Given request: What is the number of lines that include the word "label"? Provide only that figure.

[BEGIN Data to use]

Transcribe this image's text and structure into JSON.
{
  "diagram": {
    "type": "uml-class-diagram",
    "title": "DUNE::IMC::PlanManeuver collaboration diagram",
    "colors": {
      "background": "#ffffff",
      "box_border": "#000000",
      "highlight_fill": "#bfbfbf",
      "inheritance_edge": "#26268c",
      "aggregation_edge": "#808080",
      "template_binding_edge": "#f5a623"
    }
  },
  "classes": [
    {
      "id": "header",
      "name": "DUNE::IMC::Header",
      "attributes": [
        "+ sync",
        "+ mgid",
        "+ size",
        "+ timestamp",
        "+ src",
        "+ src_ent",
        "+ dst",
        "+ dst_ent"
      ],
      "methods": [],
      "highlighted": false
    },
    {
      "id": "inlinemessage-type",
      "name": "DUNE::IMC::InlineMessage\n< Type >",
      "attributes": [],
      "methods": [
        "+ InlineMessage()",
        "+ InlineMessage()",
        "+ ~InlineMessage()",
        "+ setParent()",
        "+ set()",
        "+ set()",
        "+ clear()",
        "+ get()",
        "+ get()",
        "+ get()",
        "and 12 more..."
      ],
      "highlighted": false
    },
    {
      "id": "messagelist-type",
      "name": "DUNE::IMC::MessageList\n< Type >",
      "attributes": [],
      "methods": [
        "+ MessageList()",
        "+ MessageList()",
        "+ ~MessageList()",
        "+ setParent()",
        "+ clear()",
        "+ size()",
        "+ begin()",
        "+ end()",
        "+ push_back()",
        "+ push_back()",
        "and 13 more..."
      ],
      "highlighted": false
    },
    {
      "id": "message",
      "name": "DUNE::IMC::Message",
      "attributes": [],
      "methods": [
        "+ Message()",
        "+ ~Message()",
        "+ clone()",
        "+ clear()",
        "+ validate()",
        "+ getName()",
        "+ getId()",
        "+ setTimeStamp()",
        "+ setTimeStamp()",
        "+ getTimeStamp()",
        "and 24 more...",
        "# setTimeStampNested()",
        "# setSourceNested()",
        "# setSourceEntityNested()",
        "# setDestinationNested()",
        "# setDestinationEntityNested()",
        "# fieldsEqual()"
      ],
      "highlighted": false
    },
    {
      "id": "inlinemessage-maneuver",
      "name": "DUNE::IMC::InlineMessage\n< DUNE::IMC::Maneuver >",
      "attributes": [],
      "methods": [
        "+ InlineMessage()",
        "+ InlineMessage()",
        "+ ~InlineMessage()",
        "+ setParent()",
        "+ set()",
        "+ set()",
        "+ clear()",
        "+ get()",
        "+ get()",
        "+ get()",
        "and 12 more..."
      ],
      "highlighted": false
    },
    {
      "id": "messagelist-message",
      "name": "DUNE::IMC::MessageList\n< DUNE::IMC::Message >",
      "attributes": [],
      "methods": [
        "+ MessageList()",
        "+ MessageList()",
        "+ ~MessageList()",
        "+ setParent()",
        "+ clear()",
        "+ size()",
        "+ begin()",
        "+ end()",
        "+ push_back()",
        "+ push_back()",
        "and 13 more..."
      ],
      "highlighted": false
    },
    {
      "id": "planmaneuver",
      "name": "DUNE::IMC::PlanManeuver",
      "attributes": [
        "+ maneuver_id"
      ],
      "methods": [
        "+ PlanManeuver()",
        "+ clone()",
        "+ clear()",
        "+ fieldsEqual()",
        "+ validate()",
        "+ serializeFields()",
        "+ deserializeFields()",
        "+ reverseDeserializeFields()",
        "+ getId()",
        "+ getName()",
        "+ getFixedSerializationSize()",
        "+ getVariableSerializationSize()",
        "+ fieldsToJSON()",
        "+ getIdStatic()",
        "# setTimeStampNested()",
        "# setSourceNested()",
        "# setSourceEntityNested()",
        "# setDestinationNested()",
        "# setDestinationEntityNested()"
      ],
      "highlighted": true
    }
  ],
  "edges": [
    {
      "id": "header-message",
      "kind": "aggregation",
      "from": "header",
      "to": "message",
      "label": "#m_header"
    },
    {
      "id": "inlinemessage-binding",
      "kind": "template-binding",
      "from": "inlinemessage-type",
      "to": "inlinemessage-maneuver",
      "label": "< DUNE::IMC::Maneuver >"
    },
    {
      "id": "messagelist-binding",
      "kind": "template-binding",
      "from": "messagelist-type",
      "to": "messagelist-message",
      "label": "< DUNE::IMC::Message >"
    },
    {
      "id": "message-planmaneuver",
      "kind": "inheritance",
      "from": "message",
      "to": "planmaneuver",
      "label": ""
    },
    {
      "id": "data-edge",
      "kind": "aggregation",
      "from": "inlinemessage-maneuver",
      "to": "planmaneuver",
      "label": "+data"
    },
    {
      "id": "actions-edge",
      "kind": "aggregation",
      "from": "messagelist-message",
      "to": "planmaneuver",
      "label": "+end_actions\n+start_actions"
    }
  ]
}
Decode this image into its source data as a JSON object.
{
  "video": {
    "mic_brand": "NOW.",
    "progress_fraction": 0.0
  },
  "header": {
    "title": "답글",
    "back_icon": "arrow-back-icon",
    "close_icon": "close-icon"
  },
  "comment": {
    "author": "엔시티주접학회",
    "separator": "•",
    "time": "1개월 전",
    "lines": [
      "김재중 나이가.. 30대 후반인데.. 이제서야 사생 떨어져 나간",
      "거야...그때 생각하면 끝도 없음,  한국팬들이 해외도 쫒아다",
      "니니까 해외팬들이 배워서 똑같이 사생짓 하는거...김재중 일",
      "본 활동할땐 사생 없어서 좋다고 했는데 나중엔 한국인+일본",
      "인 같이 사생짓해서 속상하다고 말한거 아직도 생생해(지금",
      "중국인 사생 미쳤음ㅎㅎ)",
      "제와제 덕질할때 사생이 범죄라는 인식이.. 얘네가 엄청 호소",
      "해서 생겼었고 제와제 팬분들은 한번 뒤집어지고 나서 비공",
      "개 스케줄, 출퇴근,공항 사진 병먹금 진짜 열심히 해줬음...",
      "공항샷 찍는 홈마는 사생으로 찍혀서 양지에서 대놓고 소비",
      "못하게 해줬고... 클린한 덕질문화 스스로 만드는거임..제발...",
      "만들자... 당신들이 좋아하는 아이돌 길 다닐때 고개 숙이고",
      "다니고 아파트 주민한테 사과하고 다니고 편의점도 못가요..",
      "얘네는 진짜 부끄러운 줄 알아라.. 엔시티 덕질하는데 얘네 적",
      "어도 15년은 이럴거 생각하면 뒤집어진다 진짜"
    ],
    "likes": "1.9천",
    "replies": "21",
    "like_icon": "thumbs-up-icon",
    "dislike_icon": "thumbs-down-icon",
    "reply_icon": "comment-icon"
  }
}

[END Data to use]

Written solution: 6